**WORK TO BE COMPLETED:** In the entries below, identify every line with the string "framework" and copy it.

==========

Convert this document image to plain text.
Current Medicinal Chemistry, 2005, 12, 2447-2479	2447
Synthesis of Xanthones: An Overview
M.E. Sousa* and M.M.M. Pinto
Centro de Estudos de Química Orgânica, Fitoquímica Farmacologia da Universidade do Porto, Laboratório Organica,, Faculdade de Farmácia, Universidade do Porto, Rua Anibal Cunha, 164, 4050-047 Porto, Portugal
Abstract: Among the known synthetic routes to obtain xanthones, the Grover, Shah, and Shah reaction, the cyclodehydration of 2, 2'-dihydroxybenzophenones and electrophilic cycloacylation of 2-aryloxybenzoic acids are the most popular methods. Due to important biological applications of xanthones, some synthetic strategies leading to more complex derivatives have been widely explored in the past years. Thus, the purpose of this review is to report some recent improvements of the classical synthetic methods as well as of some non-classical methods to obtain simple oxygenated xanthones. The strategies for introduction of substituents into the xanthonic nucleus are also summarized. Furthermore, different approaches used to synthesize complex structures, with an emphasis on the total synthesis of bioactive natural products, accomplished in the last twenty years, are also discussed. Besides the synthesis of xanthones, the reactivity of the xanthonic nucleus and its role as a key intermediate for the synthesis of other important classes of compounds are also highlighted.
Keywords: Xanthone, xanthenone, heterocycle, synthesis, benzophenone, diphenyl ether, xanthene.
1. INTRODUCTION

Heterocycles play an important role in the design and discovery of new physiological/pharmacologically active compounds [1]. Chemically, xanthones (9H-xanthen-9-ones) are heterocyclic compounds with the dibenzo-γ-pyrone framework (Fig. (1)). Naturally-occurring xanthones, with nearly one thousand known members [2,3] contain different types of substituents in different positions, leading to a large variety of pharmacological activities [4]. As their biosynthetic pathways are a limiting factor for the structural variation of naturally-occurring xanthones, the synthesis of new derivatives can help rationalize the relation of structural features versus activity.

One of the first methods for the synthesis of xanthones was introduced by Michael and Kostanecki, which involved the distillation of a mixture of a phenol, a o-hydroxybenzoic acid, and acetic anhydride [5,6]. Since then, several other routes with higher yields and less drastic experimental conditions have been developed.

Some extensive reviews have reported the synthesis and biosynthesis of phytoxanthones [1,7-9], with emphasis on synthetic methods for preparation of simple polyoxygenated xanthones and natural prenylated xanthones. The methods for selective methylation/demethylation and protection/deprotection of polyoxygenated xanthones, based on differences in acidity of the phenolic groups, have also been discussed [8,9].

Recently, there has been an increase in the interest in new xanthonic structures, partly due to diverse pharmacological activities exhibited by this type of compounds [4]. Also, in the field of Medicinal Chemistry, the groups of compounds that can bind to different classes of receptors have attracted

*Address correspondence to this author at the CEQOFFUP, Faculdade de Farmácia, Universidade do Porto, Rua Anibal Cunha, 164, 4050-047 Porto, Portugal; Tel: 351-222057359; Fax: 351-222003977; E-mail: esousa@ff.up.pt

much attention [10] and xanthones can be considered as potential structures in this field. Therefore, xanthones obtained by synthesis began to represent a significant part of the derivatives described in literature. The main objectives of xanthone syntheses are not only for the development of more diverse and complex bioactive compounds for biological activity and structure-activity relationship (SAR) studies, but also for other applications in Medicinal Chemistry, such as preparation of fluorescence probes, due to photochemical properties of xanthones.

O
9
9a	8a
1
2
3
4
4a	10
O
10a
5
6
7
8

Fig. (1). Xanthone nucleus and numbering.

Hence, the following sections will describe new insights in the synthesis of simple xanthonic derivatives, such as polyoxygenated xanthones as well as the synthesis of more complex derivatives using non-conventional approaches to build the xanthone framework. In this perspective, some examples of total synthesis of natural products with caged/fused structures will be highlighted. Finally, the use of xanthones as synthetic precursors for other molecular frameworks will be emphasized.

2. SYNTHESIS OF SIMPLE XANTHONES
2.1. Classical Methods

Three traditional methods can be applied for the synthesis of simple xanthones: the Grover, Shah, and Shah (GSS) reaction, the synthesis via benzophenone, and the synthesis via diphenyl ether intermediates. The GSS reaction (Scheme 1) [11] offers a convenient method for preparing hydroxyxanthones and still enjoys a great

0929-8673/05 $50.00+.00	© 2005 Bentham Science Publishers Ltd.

==========

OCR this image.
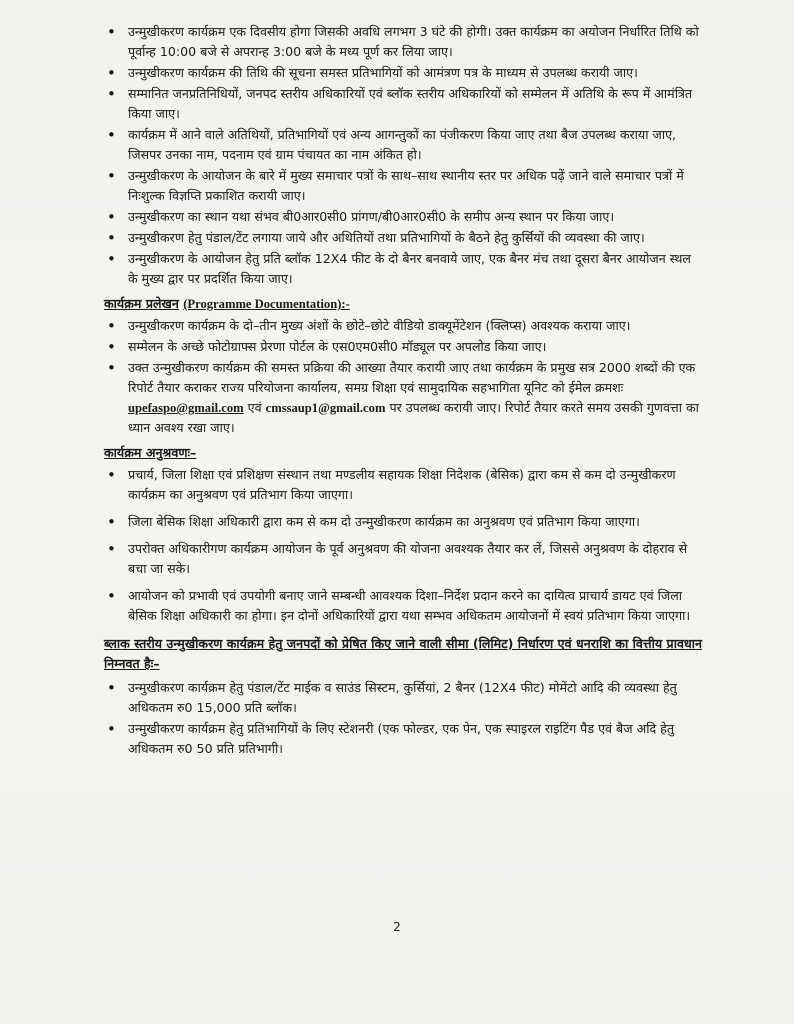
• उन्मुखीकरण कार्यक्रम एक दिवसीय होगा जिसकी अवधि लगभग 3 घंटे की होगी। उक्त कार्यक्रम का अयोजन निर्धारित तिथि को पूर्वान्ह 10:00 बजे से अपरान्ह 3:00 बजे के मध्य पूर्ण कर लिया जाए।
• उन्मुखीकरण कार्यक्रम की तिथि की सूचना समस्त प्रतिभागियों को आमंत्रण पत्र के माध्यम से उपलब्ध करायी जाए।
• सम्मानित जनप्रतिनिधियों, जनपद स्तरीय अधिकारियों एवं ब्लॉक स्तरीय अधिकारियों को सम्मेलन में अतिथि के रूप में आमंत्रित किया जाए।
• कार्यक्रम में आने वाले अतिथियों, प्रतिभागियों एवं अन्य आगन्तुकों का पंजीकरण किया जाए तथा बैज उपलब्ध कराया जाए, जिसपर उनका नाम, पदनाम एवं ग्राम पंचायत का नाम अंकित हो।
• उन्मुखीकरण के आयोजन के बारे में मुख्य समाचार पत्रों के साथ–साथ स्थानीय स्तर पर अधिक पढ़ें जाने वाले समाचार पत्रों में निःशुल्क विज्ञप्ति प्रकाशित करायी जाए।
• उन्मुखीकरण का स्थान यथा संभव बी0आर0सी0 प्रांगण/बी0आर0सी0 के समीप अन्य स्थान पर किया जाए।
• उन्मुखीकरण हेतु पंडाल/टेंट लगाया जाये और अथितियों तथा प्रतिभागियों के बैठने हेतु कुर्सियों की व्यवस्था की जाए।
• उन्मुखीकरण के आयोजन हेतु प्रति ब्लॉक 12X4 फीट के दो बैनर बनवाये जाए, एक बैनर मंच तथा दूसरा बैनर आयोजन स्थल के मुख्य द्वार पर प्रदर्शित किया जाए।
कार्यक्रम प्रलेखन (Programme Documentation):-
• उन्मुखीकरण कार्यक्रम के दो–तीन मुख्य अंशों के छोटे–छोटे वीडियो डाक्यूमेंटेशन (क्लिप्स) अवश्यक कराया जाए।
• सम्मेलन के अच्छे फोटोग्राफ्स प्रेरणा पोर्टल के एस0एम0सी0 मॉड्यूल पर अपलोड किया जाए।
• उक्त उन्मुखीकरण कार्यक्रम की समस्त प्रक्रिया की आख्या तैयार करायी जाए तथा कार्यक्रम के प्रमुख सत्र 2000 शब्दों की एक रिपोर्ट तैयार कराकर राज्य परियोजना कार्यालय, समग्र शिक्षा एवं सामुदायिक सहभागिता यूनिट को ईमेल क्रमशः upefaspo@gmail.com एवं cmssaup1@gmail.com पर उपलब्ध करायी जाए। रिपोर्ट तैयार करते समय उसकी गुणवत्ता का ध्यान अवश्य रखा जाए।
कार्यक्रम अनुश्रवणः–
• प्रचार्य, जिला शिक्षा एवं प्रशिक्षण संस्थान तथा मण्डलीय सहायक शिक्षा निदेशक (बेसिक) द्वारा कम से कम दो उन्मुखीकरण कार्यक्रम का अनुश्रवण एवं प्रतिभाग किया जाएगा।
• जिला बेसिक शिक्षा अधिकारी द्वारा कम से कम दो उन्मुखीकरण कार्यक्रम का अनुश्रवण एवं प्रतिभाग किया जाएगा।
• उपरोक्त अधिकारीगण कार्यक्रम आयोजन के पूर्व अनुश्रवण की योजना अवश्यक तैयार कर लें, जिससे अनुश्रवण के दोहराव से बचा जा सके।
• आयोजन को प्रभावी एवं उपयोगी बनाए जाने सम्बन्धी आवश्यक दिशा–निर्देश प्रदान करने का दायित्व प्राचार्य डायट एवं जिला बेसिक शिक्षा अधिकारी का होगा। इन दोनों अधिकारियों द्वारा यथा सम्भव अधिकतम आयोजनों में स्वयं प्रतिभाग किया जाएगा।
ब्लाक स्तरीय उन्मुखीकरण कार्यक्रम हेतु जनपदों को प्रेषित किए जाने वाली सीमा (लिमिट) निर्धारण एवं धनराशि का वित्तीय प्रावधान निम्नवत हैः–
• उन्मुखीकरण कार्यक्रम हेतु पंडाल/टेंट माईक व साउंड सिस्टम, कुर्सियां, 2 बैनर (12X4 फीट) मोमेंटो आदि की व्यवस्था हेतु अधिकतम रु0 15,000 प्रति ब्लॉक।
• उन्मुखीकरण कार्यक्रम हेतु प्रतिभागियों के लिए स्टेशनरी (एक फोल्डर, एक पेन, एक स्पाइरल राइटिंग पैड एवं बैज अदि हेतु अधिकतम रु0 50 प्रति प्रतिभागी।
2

==========

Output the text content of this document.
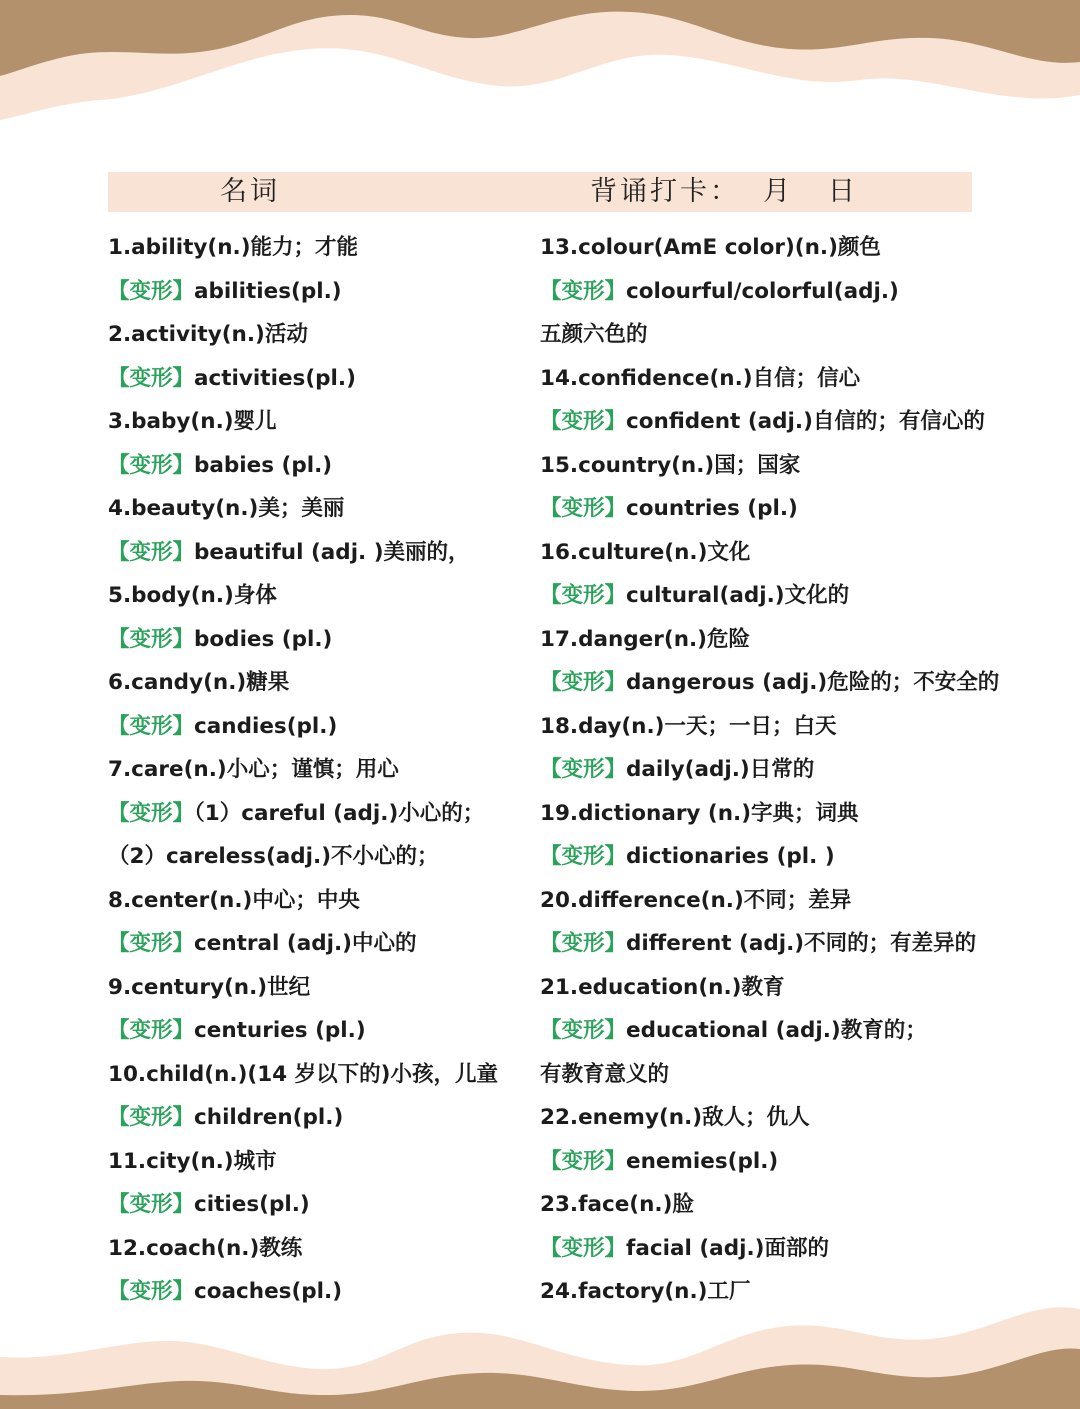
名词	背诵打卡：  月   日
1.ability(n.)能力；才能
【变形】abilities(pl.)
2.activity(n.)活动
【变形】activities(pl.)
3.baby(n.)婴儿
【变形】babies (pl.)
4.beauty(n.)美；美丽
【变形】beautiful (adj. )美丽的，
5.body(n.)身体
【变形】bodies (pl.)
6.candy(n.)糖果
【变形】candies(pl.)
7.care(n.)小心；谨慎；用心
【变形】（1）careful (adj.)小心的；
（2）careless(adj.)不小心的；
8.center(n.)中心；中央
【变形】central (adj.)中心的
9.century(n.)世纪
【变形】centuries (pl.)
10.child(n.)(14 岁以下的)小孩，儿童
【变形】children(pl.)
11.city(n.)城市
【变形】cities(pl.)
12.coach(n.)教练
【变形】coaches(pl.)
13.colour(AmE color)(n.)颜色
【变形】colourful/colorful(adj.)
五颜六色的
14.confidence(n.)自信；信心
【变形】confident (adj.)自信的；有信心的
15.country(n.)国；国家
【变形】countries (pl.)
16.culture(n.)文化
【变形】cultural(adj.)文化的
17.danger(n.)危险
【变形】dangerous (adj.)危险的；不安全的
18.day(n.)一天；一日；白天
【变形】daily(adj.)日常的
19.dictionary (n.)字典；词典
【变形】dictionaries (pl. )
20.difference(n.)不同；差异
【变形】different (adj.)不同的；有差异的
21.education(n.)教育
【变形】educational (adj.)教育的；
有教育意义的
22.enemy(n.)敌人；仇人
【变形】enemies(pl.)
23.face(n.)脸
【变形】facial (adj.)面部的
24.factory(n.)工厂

==========

**WORKED ANSWER:**
Heterocycles play an important role in the design and discovery of new physiological/pharmacologically active compounds [1]. Chemically, xanthones (9H-xanthen-9-ones) are heterocyclic compounds with the dibenzo-γ-pyrone framework (Fig. (1)). Naturally-occurring xanthones, with nearly one thousand known members [2,3] contain different types of substituents in different positions, leading to a large variety of pharmacological activities [4]. As their biosynthetic pathways are a limiting factor for the structural variation of naturally-occurring xanthones, the synthesis of new derivatives can help rationalize the relation of structural features versus activity.
Hence, the following sections will describe new insights in the synthesis of simple xanthonic derivatives, such as polyoxygenated xanthones as well as the synthesis of more complex derivatives using non-conventional approaches to build the xanthone framework. In this perspective, some examples of total synthesis of natural products with caged/fused structures will be highlighted. Finally, the use of xanthones as synthetic precursors for other molecular frameworks will be emphasized.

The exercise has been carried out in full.